Entries taken from a collection:
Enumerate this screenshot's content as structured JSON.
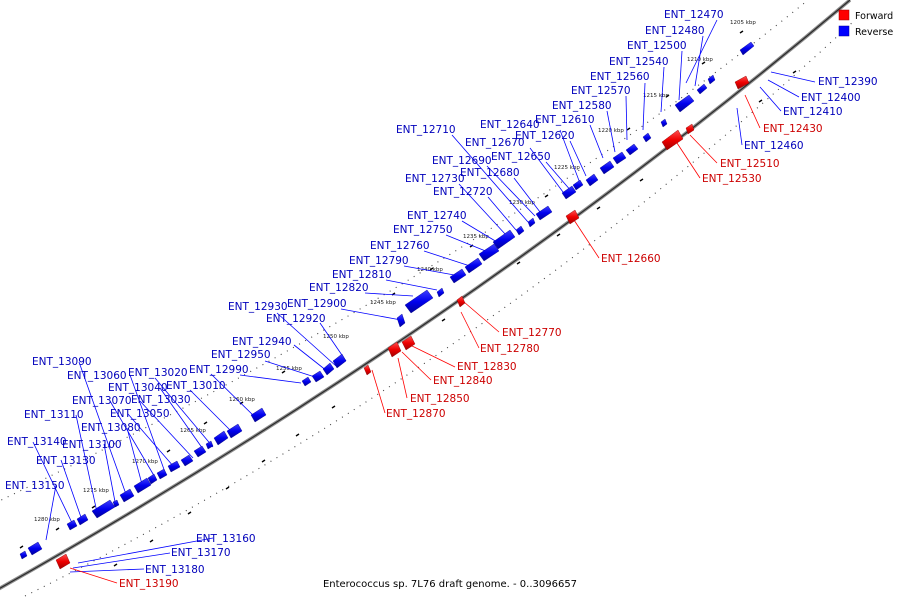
{
  "caption": "Enterococcus sp. 7L76 draft genome. - 0..3096657",
  "legend": {
    "forward": {
      "label": "Forward",
      "color": "#ff0000"
    },
    "reverse": {
      "label": "Reverse",
      "color": "#0000ff"
    }
  },
  "ticks": [
    "1205 kbp",
    "1210 kbp",
    "1215 kbp",
    "1220 kbp",
    "1225 kbp",
    "1230 kbp",
    "1235 kbp",
    "1240 kbp",
    "1245 kbp",
    "1250 kbp",
    "1255 kbp",
    "1260 kbp",
    "1265 kbp",
    "1270 kbp",
    "1275 kbp",
    "1280 kbp"
  ],
  "reverse_genes": [
    "ENT_12470",
    "ENT_12480",
    "ENT_12500",
    "ENT_12540",
    "ENT_12560",
    "ENT_12570",
    "ENT_12580",
    "ENT_12610",
    "ENT_12620",
    "ENT_12640",
    "ENT_12650",
    "ENT_12670",
    "ENT_12680",
    "ENT_12690",
    "ENT_12710",
    "ENT_12720",
    "ENT_12730",
    "ENT_12740",
    "ENT_12750",
    "ENT_12760",
    "ENT_12790",
    "ENT_12810",
    "ENT_12820",
    "ENT_12900",
    "ENT_12920",
    "ENT_12930",
    "ENT_12940",
    "ENT_12950",
    "ENT_12990",
    "ENT_13010",
    "ENT_13020",
    "ENT_13030",
    "ENT_13040",
    "ENT_13050",
    "ENT_13060",
    "ENT_13070",
    "ENT_13080",
    "ENT_13090",
    "ENT_13100",
    "ENT_13110",
    "ENT_13130",
    "ENT_13140",
    "ENT_13150",
    "ENT_12390",
    "ENT_12400",
    "ENT_12410",
    "ENT_12460",
    "ENT_13160",
    "ENT_13170",
    "ENT_13180"
  ],
  "forward_genes": [
    "ENT_12430",
    "ENT_12510",
    "ENT_12530",
    "ENT_12660",
    "ENT_12770",
    "ENT_12780",
    "ENT_12830",
    "ENT_12840",
    "ENT_12850",
    "ENT_12870",
    "ENT_13190"
  ]
}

◆ Goal of the exercise:
Copy every entry exactly, leaving out the pictures.

◆ Output for this task:
Enumerate this screenshot's content as structured JSON.
{
  "caption": "Enterococcus sp. 7L76 draft genome. - 0..3096657",
  "legend": {
    "forward": {
      "label": "Forward",
      "color": "#ff0000"
    },
    "reverse": {
      "label": "Reverse",
      "color": "#0000ff"
    }
  },
  "ticks": [
    "1205 kbp",
    "1210 kbp",
    "1215 kbp",
    "1220 kbp",
    "1225 kbp",
    "1230 kbp",
    "1235 kbp",
    "1240 kbp",
    "1245 kbp",
    "1250 kbp",
    "1255 kbp",
    "1260 kbp",
    "1265 kbp",
    "1270 kbp",
    "1275 kbp",
    "1280 kbp"
  ],
  "reverse_genes": [
    "ENT_12470",
    "ENT_12480",
    "ENT_12500",
    "ENT_12540",
    "ENT_12560",
    "ENT_12570",
    "ENT_12580",
    "ENT_12610",
    "ENT_12620",
    "ENT_12640",
    "ENT_12650",
    "ENT_12670",
    "ENT_12680",
    "ENT_12690",
    "ENT_12710",
    "ENT_12720",
    "ENT_12730",
    "ENT_12740",
    "ENT_12750",
    "ENT_12760",
    "ENT_12790",
    "ENT_12810",
    "ENT_12820",
    "ENT_12900",
    "ENT_12920",
    "ENT_12930",
    "ENT_12940",
    "ENT_12950",
    "ENT_12990",
    "ENT_13010",
    "ENT_13020",
    "ENT_13030",
    "ENT_13040",
    "ENT_13050",
    "ENT_13060",
    "ENT_13070",
    "ENT_13080",
    "ENT_13090",
    "ENT_13100",
    "ENT_13110",
    "ENT_13130",
    "ENT_13140",
    "ENT_13150",
    "ENT_12390",
    "ENT_12400",
    "ENT_12410",
    "ENT_12460",
    "ENT_13160",
    "ENT_13170",
    "ENT_13180"
  ],
  "forward_genes": [
    "ENT_12430",
    "ENT_12510",
    "ENT_12530",
    "ENT_12660",
    "ENT_12770",
    "ENT_12780",
    "ENT_12830",
    "ENT_12840",
    "ENT_12850",
    "ENT_12870",
    "ENT_13190"
  ]
}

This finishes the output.